**Stated goal**
Look through the data and write out every line with the word "depth" in it.

------------------------------------------------

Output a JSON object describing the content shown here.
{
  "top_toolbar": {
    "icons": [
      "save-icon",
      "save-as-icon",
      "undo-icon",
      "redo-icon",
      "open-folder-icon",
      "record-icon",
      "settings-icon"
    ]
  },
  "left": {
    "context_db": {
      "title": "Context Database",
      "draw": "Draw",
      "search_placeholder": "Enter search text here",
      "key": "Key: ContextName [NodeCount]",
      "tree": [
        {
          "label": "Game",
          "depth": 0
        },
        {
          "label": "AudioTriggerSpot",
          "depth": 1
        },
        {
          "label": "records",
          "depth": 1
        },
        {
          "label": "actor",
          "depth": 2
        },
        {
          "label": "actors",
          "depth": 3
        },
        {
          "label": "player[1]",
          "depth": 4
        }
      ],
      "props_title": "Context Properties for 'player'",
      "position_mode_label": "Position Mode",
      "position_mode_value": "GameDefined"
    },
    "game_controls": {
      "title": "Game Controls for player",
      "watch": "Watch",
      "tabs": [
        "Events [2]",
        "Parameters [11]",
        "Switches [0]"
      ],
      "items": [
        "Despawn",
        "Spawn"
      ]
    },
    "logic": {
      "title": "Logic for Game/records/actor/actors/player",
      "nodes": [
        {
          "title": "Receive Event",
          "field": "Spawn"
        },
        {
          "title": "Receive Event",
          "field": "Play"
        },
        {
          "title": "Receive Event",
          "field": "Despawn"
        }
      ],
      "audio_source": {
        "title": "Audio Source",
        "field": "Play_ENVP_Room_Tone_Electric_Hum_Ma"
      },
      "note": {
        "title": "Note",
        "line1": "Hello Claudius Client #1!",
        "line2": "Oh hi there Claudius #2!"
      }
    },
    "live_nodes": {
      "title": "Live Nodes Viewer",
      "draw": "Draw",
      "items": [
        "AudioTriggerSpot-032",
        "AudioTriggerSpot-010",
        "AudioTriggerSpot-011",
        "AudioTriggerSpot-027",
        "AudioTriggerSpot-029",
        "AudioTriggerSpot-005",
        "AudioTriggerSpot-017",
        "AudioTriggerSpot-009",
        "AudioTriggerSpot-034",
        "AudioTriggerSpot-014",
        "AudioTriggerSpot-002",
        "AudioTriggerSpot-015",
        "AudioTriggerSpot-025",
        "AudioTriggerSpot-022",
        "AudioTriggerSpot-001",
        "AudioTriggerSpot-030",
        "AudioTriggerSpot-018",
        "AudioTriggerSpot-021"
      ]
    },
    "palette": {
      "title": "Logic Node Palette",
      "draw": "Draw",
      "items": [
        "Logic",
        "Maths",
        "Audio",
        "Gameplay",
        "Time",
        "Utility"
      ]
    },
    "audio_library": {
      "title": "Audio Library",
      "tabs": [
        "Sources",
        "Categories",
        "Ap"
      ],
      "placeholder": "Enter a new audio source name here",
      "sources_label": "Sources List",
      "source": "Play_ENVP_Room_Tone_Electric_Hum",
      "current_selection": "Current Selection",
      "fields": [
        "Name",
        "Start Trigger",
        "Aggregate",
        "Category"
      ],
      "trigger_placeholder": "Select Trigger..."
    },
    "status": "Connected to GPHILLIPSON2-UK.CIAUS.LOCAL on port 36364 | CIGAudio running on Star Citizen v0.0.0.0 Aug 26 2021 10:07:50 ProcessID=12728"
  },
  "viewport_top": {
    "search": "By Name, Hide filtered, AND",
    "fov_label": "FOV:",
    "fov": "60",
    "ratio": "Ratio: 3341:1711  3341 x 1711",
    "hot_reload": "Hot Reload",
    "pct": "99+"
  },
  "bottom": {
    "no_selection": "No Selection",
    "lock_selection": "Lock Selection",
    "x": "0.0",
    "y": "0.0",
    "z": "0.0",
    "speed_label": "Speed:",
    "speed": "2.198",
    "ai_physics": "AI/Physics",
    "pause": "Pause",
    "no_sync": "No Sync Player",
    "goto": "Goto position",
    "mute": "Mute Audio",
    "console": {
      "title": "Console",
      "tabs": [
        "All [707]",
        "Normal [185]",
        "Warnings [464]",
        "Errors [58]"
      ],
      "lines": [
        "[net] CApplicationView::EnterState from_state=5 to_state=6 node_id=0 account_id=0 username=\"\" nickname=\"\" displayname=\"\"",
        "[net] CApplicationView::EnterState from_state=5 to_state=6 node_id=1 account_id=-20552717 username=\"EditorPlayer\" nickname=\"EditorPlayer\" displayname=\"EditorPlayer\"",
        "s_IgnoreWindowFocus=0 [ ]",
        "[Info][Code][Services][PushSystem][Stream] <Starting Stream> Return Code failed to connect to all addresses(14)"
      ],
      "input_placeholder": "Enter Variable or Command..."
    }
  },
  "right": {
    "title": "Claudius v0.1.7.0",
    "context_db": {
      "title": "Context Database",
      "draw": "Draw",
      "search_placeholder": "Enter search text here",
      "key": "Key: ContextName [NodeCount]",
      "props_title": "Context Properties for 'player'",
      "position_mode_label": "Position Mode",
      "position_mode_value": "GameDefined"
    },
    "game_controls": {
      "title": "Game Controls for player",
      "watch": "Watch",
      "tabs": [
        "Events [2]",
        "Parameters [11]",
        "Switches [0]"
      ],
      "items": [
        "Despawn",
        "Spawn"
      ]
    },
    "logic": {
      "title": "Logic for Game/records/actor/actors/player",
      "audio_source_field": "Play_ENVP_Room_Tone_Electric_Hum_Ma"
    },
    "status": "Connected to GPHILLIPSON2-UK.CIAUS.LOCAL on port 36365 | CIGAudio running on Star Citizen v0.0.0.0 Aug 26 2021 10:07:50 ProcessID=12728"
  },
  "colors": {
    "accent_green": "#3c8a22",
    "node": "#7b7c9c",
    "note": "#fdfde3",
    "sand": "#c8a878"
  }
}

------------------------------------------------

**Reply**
          "depth": 0
          "depth": 1
          "depth": 1
          "depth": 2
          "depth": 3
          "depth": 4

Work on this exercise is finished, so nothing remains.